#### Required work
Looking at the data below, count the lines that contain the string "Amazon". Write only the total.

#### Material provided
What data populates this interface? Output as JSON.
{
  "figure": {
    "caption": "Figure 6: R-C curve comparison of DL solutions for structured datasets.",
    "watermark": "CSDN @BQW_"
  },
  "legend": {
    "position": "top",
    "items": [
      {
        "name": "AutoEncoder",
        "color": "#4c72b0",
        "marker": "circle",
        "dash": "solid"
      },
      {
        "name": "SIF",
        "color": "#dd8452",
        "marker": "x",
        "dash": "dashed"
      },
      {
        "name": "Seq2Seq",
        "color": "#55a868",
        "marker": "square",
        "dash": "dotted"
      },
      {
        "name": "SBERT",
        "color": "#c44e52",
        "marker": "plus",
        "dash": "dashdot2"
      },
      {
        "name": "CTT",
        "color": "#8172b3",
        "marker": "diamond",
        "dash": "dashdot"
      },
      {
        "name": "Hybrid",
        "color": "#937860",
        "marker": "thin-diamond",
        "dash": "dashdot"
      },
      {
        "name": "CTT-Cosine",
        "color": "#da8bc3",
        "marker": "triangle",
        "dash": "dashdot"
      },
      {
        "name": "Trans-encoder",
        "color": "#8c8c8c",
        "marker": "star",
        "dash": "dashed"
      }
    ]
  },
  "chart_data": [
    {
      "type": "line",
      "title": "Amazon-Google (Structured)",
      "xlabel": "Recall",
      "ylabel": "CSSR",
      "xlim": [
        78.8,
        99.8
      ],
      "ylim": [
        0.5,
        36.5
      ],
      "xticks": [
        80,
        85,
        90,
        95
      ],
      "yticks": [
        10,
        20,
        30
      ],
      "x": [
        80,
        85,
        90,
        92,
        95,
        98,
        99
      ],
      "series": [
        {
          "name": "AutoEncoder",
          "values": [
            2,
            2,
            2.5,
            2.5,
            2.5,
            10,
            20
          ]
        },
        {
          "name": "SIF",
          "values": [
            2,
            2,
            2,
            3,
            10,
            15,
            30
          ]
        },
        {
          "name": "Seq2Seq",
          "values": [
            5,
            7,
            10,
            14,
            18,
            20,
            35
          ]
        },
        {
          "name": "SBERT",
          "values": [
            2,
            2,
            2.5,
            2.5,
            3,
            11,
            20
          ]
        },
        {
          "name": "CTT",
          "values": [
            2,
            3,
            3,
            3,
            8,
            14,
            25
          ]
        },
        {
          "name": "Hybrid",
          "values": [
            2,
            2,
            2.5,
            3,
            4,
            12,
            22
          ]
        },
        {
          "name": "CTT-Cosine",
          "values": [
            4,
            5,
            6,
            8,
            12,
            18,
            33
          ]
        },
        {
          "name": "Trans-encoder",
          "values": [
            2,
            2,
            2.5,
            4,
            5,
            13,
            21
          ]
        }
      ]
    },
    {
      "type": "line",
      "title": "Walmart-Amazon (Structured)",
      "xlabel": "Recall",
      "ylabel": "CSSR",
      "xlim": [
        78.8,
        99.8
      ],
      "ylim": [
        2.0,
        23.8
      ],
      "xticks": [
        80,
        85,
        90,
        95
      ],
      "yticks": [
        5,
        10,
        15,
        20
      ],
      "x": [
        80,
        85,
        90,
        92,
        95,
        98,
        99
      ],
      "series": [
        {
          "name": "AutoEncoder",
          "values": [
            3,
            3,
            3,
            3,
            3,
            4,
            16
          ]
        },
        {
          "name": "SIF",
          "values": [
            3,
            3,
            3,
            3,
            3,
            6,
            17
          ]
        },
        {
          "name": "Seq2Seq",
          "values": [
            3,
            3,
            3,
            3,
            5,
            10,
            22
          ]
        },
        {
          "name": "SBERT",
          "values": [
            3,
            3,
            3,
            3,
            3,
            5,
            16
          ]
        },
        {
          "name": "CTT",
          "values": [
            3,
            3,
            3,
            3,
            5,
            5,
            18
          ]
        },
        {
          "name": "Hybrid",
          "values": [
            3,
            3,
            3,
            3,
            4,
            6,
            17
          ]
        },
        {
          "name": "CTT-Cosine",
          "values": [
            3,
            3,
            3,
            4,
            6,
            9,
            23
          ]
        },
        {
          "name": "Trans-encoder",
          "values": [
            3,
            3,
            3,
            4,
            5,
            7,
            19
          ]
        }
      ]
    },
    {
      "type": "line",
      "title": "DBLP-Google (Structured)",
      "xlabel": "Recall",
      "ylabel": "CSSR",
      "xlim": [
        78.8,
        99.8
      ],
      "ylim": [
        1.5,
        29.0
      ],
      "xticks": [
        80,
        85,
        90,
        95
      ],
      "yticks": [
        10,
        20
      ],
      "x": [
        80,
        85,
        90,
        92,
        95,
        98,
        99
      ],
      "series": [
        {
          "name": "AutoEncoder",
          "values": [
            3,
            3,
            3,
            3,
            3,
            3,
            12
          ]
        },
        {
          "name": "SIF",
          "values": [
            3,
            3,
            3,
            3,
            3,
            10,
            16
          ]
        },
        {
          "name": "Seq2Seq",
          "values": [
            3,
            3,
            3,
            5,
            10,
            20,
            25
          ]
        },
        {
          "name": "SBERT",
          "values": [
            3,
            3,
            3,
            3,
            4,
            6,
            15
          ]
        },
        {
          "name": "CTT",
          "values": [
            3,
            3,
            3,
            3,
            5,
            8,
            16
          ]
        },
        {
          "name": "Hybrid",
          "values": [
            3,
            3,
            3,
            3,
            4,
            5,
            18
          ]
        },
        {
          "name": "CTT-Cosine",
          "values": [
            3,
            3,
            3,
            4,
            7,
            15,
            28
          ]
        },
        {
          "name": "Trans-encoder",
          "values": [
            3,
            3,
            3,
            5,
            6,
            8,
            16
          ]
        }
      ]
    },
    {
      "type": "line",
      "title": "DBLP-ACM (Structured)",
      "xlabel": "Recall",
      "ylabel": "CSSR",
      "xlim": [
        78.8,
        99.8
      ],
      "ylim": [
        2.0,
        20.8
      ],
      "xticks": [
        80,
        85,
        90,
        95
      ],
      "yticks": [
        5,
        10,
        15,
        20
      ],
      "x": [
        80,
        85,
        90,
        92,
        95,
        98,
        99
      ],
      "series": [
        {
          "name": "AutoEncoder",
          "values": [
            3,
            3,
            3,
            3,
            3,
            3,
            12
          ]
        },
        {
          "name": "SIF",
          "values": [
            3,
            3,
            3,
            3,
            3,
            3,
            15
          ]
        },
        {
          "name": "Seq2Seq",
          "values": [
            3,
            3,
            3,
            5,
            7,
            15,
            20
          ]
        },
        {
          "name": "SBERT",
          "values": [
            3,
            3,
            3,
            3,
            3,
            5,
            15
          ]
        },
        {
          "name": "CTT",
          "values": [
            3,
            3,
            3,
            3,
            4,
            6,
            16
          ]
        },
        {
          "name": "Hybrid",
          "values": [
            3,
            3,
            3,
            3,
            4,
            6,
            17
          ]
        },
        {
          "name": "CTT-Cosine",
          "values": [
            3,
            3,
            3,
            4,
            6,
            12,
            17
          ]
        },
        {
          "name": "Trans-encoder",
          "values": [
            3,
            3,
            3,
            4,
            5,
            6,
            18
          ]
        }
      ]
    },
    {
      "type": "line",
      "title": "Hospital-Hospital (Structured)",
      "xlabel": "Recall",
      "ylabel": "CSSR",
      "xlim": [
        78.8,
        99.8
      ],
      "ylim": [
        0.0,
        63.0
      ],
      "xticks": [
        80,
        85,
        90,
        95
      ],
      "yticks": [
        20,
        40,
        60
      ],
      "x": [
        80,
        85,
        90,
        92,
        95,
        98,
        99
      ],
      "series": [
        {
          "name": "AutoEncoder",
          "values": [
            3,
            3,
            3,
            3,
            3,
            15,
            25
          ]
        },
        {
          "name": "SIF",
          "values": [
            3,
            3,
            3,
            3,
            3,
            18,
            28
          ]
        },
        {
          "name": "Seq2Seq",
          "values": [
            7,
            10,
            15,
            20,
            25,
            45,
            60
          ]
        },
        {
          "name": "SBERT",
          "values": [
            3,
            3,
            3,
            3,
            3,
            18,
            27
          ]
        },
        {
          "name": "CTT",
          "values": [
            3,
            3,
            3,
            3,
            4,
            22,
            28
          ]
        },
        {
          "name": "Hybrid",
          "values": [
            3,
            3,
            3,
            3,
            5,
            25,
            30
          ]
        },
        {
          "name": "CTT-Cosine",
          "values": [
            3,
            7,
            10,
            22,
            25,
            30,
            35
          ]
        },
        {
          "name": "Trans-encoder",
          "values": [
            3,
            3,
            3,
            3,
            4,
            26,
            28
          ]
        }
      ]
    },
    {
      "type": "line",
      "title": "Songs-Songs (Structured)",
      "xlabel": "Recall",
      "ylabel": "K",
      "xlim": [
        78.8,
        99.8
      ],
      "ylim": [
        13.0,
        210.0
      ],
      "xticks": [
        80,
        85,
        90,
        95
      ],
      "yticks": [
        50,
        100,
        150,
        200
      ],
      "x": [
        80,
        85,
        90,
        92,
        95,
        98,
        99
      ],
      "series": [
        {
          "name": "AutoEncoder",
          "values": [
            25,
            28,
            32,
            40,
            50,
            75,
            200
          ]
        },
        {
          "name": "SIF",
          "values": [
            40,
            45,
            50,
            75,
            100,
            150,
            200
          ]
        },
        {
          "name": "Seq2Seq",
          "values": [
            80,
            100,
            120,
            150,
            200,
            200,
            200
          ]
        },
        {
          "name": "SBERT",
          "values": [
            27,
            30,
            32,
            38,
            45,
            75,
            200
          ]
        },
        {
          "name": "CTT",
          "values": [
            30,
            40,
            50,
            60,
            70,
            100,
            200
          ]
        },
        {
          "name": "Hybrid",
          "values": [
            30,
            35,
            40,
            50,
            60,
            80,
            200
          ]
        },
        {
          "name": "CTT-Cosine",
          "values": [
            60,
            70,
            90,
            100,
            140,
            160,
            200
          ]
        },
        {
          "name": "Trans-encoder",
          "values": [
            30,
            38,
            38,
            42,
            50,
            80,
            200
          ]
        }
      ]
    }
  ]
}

#### Completed task
2